● **What you should do**: Write the data out again in full, with no departure from the original.

------ Records to process

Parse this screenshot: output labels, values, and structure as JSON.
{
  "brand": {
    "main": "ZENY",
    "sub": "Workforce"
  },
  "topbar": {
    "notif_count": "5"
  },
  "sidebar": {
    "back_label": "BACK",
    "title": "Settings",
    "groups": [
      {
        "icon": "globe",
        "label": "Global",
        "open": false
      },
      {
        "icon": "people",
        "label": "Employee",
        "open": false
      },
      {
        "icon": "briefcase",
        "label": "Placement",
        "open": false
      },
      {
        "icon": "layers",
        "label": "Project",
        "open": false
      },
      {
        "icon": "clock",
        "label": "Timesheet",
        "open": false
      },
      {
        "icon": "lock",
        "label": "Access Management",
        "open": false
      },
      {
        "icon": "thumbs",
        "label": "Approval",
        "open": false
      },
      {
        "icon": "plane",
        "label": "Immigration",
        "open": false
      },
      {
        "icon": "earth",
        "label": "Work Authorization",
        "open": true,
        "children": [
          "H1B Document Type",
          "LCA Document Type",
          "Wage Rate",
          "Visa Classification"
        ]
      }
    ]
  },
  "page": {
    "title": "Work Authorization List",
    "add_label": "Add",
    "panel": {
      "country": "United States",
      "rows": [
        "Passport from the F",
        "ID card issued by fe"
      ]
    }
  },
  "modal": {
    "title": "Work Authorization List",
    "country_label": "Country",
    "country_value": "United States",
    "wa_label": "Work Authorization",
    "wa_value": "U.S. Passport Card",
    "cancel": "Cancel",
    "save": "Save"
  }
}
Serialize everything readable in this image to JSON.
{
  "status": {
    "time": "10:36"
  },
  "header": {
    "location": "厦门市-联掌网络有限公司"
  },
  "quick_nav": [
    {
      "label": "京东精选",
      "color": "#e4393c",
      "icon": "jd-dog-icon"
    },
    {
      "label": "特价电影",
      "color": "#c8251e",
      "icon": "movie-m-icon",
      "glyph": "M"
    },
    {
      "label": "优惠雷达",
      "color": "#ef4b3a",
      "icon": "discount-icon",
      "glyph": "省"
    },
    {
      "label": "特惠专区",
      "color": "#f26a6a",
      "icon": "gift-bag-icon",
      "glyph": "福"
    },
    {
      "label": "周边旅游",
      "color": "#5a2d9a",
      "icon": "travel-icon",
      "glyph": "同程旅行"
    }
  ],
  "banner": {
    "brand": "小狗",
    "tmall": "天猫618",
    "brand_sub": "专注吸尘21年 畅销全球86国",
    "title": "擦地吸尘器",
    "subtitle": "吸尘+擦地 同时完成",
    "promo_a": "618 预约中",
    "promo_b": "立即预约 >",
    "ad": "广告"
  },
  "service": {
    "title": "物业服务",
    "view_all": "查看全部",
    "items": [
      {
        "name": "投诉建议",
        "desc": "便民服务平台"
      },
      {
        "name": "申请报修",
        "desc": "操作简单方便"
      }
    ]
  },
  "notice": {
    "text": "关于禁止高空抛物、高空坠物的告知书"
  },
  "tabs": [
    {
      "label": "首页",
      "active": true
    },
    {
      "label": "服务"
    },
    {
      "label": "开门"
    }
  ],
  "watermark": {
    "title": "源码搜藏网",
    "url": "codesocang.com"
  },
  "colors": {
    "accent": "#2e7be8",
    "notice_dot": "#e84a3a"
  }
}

------------

● **Final answer**:
Parse this screenshot: output labels, values, and structure as JSON.
{
  "brand": {
    "main": "ZENY",
    "sub": "Workforce"
  },
  "topbar": {
    "notif_count": "5"
  },
  "sidebar": {
    "back_label": "BACK",
    "title": "Settings",
    "groups": [
      {
        "icon": "globe",
        "label": "Global",
        "open": false
      },
      {
        "icon": "people",
        "label": "Employee",
        "open": false
      },
      {
        "icon": "briefcase",
        "label": "Placement",
        "open": false
      },
      {
        "icon": "layers",
        "label": "Project",
        "open": false
      },
      {
        "icon": "clock",
        "label": "Timesheet",
        "open": false
      },
      {
        "icon": "lock",
        "label": "Access Management",
        "open": false
      },
      {
        "icon": "thumbs",
        "label": "Approval",
        "open": false
      },
      {
        "icon": "plane",
        "label": "Immigration",
        "open": false
      },
      {
        "icon": "earth",
        "label": "Work Authorization",
        "open": true,
        "children": [
          "H1B Document Type",
          "LCA Document Type",
          "Wage Rate",
          "Visa Classification"
        ]
      }
    ]
  },
  "page": {
    "title": "Work Authorization List",
    "add_label": "Add",
    "panel": {
      "country": "United States",
      "rows": [
        "Passport from the F",
        "ID card issued by fe"
      ]
    }
  },
  "modal": {
    "title": "Work Authorization List",
    "country_label": "Country",
    "country_value": "United States",
    "wa_label": "Work Authorization",
    "wa_value": "U.S. Passport Card",
    "cancel": "Cancel",
    "save": "Save"
  }
}
Serialize everything readable in this image to JSON.
{
  "status": {
    "time": "10:36"
  },
  "header": {
    "location": "厦门市-联掌网络有限公司"
  },
  "quick_nav": [
    {
      "label": "京东精选",
      "color": "#e4393c",
      "icon": "jd-dog-icon"
    },
    {
      "label": "特价电影",
      "color": "#c8251e",
      "icon": "movie-m-icon",
      "glyph": "M"
    },
    {
      "label": "优惠雷达",
      "color": "#ef4b3a",
      "icon": "discount-icon",
      "glyph": "省"
    },
    {
      "label": "特惠专区",
      "color": "#f26a6a",
      "icon": "gift-bag-icon",
      "glyph": "福"
    },
    {
      "label": "周边旅游",
      "color": "#5a2d9a",
      "icon": "travel-icon",
      "glyph": "同程旅行"
    }
  ],
  "banner": {
    "brand": "小狗",
    "tmall": "天猫618",
    "brand_sub": "专注吸尘21年 畅销全球86国",
    "title": "擦地吸尘器",
    "subtitle": "吸尘+擦地 同时完成",
    "promo_a": "618 预约中",
    "promo_b": "立即预约 >",
    "ad": "广告"
  },
  "service": {
    "title": "物业服务",
    "view_all": "查看全部",
    "items": [
      {
        "name": "投诉建议",
        "desc": "便民服务平台"
      },
      {
        "name": "申请报修",
        "desc": "操作简单方便"
      }
    ]
  },
  "notice": {
    "text": "关于禁止高空抛物、高空坠物的告知书"
  },
  "tabs": [
    {
      "label": "首页",
      "active": true
    },
    {
      "label": "服务"
    },
    {
      "label": "开门"
    }
  ],
  "watermark": {
    "title": "源码搜藏网",
    "url": "codesocang.com"
  },
  "colors": {
    "accent": "#2e7be8",
    "notice_dot": "#e84a3a"
  }
}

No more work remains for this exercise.